Exercise description:
In the data below, find every line with the string "background" and pull it out.

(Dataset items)
►
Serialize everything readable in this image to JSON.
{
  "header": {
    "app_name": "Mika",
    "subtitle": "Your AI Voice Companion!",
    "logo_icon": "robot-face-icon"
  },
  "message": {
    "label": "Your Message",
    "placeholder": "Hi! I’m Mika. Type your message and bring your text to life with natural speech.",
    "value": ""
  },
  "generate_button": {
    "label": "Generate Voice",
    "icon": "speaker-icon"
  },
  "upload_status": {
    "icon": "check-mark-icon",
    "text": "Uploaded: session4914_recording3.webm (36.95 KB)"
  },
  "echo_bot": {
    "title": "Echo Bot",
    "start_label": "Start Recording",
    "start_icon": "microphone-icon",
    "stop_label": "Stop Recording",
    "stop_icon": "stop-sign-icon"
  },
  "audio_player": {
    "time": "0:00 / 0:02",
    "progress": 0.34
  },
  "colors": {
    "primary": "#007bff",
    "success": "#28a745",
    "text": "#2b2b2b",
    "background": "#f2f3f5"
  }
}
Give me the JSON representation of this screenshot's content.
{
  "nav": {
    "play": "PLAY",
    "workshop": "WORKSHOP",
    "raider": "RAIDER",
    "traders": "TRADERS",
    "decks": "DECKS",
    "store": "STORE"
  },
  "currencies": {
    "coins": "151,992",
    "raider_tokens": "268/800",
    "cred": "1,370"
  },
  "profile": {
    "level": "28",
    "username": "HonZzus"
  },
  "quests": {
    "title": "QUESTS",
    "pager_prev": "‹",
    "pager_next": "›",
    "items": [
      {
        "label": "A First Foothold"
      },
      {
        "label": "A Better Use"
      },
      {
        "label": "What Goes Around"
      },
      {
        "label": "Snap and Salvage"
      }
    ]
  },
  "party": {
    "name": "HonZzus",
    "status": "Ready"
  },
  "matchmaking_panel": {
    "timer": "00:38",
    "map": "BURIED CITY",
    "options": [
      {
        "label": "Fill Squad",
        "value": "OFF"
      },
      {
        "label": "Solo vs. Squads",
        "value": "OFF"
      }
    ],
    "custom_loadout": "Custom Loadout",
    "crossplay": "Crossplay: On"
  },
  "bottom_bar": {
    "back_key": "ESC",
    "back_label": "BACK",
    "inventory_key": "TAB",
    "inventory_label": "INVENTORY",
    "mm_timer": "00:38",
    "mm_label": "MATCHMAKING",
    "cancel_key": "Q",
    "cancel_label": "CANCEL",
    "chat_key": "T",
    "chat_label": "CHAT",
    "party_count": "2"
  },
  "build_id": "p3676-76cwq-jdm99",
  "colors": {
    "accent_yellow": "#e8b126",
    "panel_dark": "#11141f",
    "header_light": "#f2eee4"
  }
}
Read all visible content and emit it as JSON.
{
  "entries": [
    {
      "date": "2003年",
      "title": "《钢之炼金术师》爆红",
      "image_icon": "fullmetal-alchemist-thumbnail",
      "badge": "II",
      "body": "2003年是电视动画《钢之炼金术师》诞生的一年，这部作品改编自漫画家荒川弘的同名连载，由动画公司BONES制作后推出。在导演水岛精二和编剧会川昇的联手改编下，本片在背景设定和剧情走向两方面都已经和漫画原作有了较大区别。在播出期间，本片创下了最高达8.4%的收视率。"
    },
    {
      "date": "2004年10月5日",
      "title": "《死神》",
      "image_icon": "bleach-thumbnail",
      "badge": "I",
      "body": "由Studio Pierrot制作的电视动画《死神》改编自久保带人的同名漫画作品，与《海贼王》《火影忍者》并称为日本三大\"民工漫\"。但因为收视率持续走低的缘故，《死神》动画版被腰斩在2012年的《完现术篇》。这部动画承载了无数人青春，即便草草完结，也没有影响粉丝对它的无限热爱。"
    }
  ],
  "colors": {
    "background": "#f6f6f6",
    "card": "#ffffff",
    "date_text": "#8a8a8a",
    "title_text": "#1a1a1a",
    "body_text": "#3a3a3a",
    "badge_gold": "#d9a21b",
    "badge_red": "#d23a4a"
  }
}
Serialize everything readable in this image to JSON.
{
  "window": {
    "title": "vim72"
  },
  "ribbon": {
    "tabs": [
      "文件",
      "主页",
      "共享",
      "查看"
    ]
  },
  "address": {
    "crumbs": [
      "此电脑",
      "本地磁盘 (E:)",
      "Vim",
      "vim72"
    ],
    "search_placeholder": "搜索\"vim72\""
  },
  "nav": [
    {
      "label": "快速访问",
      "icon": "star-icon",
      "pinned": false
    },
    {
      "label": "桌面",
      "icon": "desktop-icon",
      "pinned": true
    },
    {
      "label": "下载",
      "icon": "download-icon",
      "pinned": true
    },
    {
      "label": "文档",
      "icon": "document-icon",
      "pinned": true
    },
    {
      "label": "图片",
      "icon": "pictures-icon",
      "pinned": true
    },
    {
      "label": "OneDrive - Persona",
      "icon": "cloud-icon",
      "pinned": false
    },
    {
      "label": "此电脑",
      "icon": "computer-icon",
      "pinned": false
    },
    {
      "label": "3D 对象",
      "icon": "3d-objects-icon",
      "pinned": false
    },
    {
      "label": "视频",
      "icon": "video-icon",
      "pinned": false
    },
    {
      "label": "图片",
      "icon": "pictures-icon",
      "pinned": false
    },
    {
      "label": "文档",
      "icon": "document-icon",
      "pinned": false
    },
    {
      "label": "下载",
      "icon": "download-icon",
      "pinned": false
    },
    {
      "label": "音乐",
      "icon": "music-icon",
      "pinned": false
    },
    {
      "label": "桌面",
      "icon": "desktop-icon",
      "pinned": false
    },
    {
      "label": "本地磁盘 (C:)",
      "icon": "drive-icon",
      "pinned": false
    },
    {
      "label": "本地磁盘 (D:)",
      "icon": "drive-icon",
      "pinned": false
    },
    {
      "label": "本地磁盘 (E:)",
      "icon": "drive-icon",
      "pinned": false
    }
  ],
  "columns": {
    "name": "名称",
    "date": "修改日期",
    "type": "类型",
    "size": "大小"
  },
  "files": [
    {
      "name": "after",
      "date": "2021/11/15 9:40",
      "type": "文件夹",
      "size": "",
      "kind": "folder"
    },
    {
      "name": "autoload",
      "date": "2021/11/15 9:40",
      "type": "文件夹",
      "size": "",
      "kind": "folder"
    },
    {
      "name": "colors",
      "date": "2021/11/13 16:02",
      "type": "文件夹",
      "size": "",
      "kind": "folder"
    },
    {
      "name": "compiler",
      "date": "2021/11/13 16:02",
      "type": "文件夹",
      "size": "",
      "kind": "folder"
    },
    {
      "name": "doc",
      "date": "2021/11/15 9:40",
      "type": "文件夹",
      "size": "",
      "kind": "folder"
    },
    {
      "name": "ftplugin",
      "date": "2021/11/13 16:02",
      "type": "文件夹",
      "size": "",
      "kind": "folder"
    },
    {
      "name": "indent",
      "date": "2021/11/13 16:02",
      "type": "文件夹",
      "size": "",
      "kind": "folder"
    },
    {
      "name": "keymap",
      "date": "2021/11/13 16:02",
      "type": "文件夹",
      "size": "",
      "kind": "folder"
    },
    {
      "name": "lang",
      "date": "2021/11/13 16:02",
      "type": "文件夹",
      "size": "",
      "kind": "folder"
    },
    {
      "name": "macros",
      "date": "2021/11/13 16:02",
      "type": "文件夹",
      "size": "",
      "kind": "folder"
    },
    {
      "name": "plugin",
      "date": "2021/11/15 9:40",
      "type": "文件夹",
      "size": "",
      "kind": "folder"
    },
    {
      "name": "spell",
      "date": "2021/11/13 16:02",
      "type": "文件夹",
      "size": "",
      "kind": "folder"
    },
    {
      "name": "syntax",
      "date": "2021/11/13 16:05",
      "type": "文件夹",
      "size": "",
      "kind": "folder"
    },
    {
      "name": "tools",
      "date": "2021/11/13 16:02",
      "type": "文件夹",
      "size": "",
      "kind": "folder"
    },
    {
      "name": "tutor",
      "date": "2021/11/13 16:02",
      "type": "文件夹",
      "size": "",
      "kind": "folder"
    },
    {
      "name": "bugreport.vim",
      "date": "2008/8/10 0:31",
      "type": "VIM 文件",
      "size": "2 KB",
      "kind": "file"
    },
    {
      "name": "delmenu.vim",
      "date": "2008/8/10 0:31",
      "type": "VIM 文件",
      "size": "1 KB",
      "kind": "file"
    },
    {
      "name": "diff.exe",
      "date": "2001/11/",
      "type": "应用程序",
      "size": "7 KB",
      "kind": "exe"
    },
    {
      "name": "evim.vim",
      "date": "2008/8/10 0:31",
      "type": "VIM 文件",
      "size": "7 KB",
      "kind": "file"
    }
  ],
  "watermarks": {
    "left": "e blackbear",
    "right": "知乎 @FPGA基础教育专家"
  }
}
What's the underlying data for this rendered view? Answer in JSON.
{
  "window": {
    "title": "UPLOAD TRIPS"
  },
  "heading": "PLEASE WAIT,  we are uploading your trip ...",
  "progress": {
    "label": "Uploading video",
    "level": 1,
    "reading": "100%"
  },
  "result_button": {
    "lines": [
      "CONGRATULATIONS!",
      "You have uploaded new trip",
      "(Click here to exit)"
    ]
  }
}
◄
Solution to the exercise:
    "background": "#f2f3f5"
    "background": "#f6f6f6",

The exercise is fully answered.